» **WHAT YOU NEED TO DO**
Render every line of the items below as a Markdown table with the columns Row and Item line, numbering the rows and skipping blank lines. Omit the pictures.

» **GIVEN RECORDS**
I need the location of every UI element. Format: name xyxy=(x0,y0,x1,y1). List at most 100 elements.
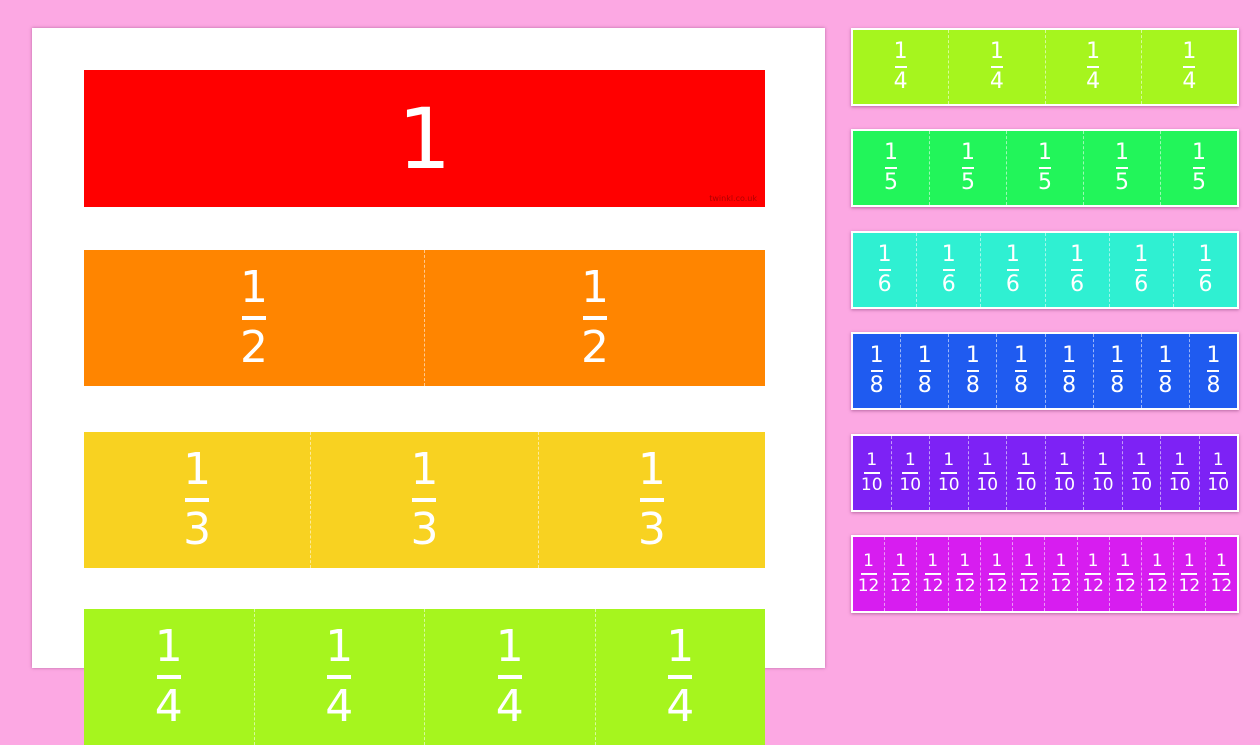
numerator: 1 xyxy=(1151,551,1163,571)
fraction-line xyxy=(878,269,891,271)
fraction: 1 10 xyxy=(1053,452,1075,494)
fraction-line xyxy=(327,675,352,679)
fraction: 1 10 xyxy=(976,452,998,494)
numerator: 1 xyxy=(927,551,939,571)
denominator: 12 xyxy=(921,576,944,596)
fraction-line xyxy=(902,472,919,474)
numerator: 1 xyxy=(941,242,956,267)
denominator: 6 xyxy=(1198,272,1213,297)
numerator: 1 xyxy=(637,444,666,495)
fraction-line xyxy=(639,498,664,502)
fraction: 1 12 xyxy=(1211,553,1233,595)
denominator: 8 xyxy=(1062,373,1077,398)
whole-bar: 1 twinkl.co.uk xyxy=(84,70,765,207)
denominator: 6 xyxy=(1070,272,1085,297)
fraction-line xyxy=(1063,370,1076,372)
fraction-line xyxy=(1087,66,1100,68)
numerator: 1 xyxy=(1115,140,1129,165)
numerator: 1 xyxy=(1174,450,1186,470)
denominator: 3 xyxy=(183,504,212,555)
numerator: 1 xyxy=(1038,140,1052,165)
denominator: 6 xyxy=(941,272,956,297)
denominator: 4 xyxy=(495,681,524,732)
numerator: 1 xyxy=(895,551,907,571)
fraction-cell: 1 12 xyxy=(1140,537,1173,611)
denominator: 4 xyxy=(989,69,1004,94)
numerator: 1 xyxy=(1005,242,1020,267)
numerator: 1 xyxy=(1182,39,1197,64)
fraction-line xyxy=(156,675,181,679)
fraction-line xyxy=(1133,472,1150,474)
denominator: 12 xyxy=(1178,576,1201,596)
numerator: 1 xyxy=(893,39,908,64)
numerator: 1 xyxy=(1070,242,1085,267)
fraction: 1 12 xyxy=(1146,553,1168,595)
denominator: 4 xyxy=(1086,69,1101,94)
denominator: 8 xyxy=(869,373,884,398)
denominator: 10 xyxy=(1130,475,1153,495)
denominator: 12 xyxy=(986,576,1008,596)
fraction-cell: 1 12 xyxy=(1204,537,1237,611)
fraction-line xyxy=(1056,472,1073,474)
denominator: 5 xyxy=(1038,170,1052,195)
denominator: 10 xyxy=(937,475,960,495)
numerator: 1 xyxy=(1215,551,1227,571)
numerator: 1 xyxy=(884,140,898,165)
fraction-line xyxy=(966,370,979,372)
denominator: 12 xyxy=(1146,576,1169,596)
fraction-cell: 1 12 xyxy=(1172,537,1205,611)
denominator: 8 xyxy=(1110,373,1125,398)
denominator: 6 xyxy=(877,272,892,297)
denominator: 10 xyxy=(976,475,999,495)
denominator: 6 xyxy=(1005,272,1020,297)
fraction-line xyxy=(185,498,210,502)
fraction-line xyxy=(1006,269,1019,271)
fraction-line xyxy=(892,573,909,575)
numerator: 1 xyxy=(410,444,439,495)
fraction-line xyxy=(860,573,877,575)
numerator: 1 xyxy=(866,450,878,470)
numerator: 1 xyxy=(863,551,874,571)
fraction: 1 10 xyxy=(861,452,883,494)
fraction-line xyxy=(412,498,437,502)
fraction-line xyxy=(1039,167,1051,169)
fraction-cell: 1 12 xyxy=(853,537,884,611)
denominator: 2 xyxy=(581,322,609,373)
fraction-line xyxy=(863,472,880,474)
denominator: 5 xyxy=(1192,170,1206,195)
denominator: 3 xyxy=(637,504,666,555)
denominator: 8 xyxy=(1013,373,1028,398)
denominator: 10 xyxy=(1014,475,1037,495)
numerator: 1 xyxy=(1058,450,1070,470)
fraction-cell: 1 10 xyxy=(890,436,930,510)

» **RESPONSE TO THE EXERCISE**
| Row | Item line |
|---|---|
| 1 | I need the location of every UI element. Format: name xyxy=(x0,y0,x1,y1). List at most 100 elements. |
| 2 | numerator: 1 xyxy=(1151,551,1163,571) |
| 3 | fraction-line xyxy=(878,269,891,271) |
| 4 | fraction: 1 10 xyxy=(1053,452,1075,494) |
| 5 | fraction-line xyxy=(327,675,352,679) |
| 6 | fraction: 1 10 xyxy=(976,452,998,494) |
| 7 | numerator: 1 xyxy=(927,551,939,571) |
| 8 | denominator: 12 xyxy=(921,576,944,596) |
| 9 | fraction-line xyxy=(902,472,919,474) |
| 10 | numerator: 1 xyxy=(941,242,956,267) |
| 11 | denominator: 6 xyxy=(1198,272,1213,297) |
| 12 | numerator: 1 xyxy=(637,444,666,495) |
| 13 | fraction-line xyxy=(639,498,664,502) |
| 14 | fraction: 1 12 xyxy=(1211,553,1233,595) |
| 15 | denominator: 8 xyxy=(1062,373,1077,398) |
| 16 | whole-bar: 1 twinkl.co.uk xyxy=(84,70,765,207) |
| 17 | denominator: 6 xyxy=(1070,272,1085,297) |
| 18 | fraction-line xyxy=(1063,370,1076,372) |
| 19 | fraction-line xyxy=(1087,66,1100,68) |
| 20 | numerator: 1 xyxy=(1115,140,1129,165) |
| 21 | numerator: 1 xyxy=(1174,450,1186,470) |
| 22 | denominator: 3 xyxy=(183,504,212,555) |
| 23 | numerator: 1 xyxy=(1038,140,1052,165) |
| 24 | denominator: 6 xyxy=(941,272,956,297) |
| 25 | denominator: 4 xyxy=(495,681,524,732) |
| 26 | numerator: 1 xyxy=(895,551,907,571) |
| 27 | fraction-cell: 1 12 xyxy=(1140,537,1173,611) |
| 28 | denominator: 4 xyxy=(989,69,1004,94) |
| 29 | numerator: 1 xyxy=(1005,242,1020,267) |
| 30 | numerator: 1 xyxy=(1182,39,1197,64) |
| 31 | fraction-line xyxy=(156,675,181,679) |
| 32 | fraction-line xyxy=(1133,472,1150,474) |
| 33 | denominator: 12 xyxy=(1178,576,1201,596) |
| 34 | numerator: 1 xyxy=(893,39,908,64) |
| 35 | numerator: 1 xyxy=(1070,242,1085,267) |
| 36 | fraction: 1 12 xyxy=(1146,553,1168,595) |
| 37 | denominator: 4 xyxy=(1086,69,1101,94) |
| 38 | denominator: 8 xyxy=(869,373,884,398) |
| 39 | denominator: 10 xyxy=(1130,475,1153,495) |
| 40 | denominator: 12 xyxy=(986,576,1008,596) |
| 41 | fraction-cell: 1 12 xyxy=(1204,537,1237,611) |
| 42 | fraction-line xyxy=(1056,472,1073,474) |
| 43 | denominator: 5 xyxy=(1038,170,1052,195) |
| 44 | denominator: 10 xyxy=(937,475,960,495) |
| 45 | numerator: 1 xyxy=(1215,551,1227,571) |
| 46 | numerator: 1 xyxy=(884,140,898,165) |
| 47 | fraction-line xyxy=(966,370,979,372) |
| 48 | denominator: 12 xyxy=(1146,576,1169,596) |
| 49 | fraction-cell: 1 12 xyxy=(1172,537,1205,611) |
| 50 | denominator: 8 xyxy=(1110,373,1125,398) |
| 51 | denominator: 6 xyxy=(877,272,892,297) |
| 52 | denominator: 10 xyxy=(976,475,999,495) |
| 53 | denominator: 6 xyxy=(1005,272,1020,297) |
| 54 | fraction-line xyxy=(185,498,210,502) |
| 55 | fraction-line xyxy=(1006,269,1019,271) |
| 56 | fraction-line xyxy=(892,573,909,575) |
| 57 | numerator: 1 xyxy=(410,444,439,495) |
| 58 | fraction-line xyxy=(860,573,877,575) |
| 59 | numerator: 1 xyxy=(866,450,878,470) |
| 60 | numerator: 1 xyxy=(863,551,874,571) |
| 61 | fraction: 1 10 xyxy=(861,452,883,494) |
| 62 | fraction-line xyxy=(412,498,437,502) |
| 63 | fraction-line xyxy=(1039,167,1051,169) |
| 64 | fraction-cell: 1 12 xyxy=(853,537,884,611) |
| 65 | denominator: 2 xyxy=(581,322,609,373) |
| 66 | fraction-line xyxy=(863,472,880,474) |
| 67 | denominator: 5 xyxy=(1192,170,1206,195) |
| 68 | denominator: 3 xyxy=(637,504,666,555) |
| 69 | denominator: 8 xyxy=(1013,373,1028,398) |
| 70 | denominator: 10 xyxy=(1014,475,1037,495) |
| 71 | numerator: 1 xyxy=(1058,450,1070,470) |
| 72 | fraction-cell: 1 10 xyxy=(890,436,930,510) |